**MATERIAL FOR THE TASK:**
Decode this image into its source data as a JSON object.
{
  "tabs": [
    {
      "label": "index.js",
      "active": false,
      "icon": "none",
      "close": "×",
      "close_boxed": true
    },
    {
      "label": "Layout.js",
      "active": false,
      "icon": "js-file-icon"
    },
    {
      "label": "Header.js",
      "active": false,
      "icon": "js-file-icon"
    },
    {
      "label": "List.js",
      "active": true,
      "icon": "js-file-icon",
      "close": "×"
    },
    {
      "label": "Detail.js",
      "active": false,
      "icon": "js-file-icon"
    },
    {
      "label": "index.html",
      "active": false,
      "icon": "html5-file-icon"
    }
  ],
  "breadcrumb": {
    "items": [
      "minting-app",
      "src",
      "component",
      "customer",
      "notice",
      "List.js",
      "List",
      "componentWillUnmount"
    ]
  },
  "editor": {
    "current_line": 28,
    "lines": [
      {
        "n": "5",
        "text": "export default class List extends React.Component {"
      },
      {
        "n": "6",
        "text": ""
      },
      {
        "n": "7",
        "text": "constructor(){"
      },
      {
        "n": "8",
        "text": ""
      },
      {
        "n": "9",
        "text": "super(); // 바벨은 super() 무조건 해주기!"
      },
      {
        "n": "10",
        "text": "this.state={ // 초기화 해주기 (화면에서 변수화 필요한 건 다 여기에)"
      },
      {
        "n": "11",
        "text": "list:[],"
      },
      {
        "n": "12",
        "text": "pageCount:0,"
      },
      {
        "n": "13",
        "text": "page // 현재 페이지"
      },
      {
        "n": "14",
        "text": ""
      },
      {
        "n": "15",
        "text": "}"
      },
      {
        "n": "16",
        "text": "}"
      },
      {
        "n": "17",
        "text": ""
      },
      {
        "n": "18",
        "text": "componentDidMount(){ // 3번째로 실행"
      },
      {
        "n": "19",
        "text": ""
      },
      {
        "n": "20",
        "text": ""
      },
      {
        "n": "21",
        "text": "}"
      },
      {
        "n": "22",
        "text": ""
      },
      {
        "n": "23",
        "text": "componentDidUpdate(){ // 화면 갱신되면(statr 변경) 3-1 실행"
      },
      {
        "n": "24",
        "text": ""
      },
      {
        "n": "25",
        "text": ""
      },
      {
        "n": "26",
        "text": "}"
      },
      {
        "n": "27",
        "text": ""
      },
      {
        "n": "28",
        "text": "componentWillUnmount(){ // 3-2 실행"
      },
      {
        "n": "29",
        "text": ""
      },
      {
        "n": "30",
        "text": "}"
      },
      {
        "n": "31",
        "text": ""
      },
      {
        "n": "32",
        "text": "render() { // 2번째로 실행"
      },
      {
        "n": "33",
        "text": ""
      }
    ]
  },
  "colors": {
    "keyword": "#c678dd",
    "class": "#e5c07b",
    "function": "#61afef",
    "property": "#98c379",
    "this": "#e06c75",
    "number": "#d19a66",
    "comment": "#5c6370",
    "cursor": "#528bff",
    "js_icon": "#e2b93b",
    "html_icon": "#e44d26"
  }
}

**TASK TO COMPLETE:** Select from the material above each line in which the string "class" appears, and list those lines.

**REPLY TO THE TASK:**
        "text": "export default class List extends React.Component {"
    "class": "#e5c07b",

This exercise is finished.